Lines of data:
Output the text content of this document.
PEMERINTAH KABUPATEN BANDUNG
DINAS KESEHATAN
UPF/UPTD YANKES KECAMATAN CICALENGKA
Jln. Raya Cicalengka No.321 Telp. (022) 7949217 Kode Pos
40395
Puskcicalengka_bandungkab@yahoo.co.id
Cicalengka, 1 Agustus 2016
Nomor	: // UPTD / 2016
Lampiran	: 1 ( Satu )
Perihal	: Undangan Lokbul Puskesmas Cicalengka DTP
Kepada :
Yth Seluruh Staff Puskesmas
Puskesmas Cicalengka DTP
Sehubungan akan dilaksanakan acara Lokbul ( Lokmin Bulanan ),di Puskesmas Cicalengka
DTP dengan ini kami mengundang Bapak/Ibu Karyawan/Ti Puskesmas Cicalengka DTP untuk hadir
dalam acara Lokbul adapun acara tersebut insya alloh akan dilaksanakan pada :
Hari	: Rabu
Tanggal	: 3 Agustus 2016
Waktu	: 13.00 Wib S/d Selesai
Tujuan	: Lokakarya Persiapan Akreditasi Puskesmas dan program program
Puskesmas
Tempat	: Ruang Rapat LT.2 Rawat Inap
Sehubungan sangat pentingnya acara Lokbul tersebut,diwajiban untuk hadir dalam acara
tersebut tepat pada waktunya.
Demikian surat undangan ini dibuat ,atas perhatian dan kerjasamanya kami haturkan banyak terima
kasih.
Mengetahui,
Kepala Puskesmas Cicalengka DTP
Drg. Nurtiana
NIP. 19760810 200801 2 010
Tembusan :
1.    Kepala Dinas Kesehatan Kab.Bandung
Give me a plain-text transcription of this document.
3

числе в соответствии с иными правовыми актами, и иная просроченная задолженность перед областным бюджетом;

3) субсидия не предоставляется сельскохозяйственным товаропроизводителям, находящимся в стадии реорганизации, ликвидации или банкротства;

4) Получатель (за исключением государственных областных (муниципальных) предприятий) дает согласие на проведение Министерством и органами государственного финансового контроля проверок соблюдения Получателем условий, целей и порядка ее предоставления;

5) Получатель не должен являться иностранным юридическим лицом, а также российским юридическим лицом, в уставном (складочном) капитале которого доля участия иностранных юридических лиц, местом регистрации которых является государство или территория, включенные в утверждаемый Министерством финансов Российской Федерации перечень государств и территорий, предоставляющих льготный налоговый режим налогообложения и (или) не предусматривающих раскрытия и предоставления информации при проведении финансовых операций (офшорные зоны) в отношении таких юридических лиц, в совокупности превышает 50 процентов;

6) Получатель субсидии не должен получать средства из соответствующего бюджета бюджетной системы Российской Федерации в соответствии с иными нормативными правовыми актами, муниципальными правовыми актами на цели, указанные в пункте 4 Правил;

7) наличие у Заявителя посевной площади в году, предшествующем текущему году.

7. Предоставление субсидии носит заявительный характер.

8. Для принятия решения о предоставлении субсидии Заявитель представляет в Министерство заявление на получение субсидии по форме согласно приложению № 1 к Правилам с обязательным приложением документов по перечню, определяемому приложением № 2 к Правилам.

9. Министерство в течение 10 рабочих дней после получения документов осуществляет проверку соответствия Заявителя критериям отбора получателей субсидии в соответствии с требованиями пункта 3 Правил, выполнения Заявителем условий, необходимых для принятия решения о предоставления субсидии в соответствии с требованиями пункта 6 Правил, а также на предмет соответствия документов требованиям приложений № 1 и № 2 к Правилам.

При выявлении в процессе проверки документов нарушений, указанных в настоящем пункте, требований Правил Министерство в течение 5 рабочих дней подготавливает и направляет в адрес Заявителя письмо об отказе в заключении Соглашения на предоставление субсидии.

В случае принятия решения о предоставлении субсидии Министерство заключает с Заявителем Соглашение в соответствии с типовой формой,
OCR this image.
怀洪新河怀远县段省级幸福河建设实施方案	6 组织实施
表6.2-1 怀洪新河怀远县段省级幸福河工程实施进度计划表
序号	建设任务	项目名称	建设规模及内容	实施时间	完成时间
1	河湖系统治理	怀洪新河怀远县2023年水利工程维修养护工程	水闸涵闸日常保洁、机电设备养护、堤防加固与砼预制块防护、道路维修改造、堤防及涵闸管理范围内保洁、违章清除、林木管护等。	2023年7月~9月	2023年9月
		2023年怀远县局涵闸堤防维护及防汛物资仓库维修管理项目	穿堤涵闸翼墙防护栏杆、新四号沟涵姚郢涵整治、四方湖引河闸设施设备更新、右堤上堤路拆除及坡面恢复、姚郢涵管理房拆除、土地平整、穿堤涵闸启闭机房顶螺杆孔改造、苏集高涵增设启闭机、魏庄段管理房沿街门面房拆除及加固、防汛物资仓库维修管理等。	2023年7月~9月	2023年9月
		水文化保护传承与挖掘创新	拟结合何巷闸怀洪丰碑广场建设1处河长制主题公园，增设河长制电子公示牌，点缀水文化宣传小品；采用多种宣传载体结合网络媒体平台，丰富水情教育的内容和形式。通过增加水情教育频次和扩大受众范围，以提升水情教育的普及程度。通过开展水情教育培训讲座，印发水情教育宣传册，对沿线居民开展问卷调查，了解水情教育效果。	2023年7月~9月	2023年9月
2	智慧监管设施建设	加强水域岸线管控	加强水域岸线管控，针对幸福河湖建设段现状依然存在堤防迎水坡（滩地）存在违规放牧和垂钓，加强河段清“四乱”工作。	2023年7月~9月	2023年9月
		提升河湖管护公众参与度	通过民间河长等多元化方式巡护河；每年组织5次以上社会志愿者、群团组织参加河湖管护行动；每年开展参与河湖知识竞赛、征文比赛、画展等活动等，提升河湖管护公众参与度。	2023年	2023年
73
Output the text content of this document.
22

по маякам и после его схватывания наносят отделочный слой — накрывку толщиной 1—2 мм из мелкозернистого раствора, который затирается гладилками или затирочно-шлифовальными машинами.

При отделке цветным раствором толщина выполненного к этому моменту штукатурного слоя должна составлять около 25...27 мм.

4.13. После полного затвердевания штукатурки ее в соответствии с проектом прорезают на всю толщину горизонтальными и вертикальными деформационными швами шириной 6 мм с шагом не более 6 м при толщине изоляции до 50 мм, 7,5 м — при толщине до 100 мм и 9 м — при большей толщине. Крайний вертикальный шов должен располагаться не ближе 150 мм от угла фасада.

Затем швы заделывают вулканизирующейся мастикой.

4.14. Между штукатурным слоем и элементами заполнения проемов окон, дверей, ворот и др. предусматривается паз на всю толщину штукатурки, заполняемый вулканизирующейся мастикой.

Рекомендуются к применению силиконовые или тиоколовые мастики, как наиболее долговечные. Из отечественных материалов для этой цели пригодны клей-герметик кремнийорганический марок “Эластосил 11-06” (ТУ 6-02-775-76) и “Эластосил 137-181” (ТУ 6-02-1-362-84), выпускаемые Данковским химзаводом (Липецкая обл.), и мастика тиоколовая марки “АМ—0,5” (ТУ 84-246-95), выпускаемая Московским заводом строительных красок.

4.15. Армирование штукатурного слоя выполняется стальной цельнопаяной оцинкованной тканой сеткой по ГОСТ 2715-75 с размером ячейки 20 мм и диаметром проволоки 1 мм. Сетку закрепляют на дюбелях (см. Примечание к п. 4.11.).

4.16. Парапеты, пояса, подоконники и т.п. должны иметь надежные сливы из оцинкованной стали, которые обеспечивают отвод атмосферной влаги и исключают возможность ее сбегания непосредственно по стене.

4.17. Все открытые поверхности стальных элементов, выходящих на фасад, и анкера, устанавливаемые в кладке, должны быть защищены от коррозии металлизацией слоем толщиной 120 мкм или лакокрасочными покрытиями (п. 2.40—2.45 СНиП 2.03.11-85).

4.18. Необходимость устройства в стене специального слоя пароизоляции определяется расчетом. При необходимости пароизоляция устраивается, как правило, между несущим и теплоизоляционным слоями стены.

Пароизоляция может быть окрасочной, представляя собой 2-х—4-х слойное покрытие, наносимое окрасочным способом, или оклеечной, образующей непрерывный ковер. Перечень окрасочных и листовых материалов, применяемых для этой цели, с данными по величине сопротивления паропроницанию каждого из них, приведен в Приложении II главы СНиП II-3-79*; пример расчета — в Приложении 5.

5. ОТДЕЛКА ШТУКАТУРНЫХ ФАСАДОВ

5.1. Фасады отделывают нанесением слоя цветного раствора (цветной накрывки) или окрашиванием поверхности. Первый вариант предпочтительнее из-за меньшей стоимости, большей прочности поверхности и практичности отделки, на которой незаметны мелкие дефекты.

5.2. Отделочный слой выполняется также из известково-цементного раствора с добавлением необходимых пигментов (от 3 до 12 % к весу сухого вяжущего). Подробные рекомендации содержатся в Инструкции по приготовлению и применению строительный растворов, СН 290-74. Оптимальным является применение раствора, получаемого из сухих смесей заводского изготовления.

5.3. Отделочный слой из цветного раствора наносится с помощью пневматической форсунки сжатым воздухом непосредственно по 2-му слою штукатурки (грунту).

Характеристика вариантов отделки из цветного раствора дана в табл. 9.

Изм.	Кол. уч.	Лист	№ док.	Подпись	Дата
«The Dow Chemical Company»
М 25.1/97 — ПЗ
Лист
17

SET EXERCISE: Tally how many lines in the material above hold the word "непосредственно". Write only that number.

RESULT: 2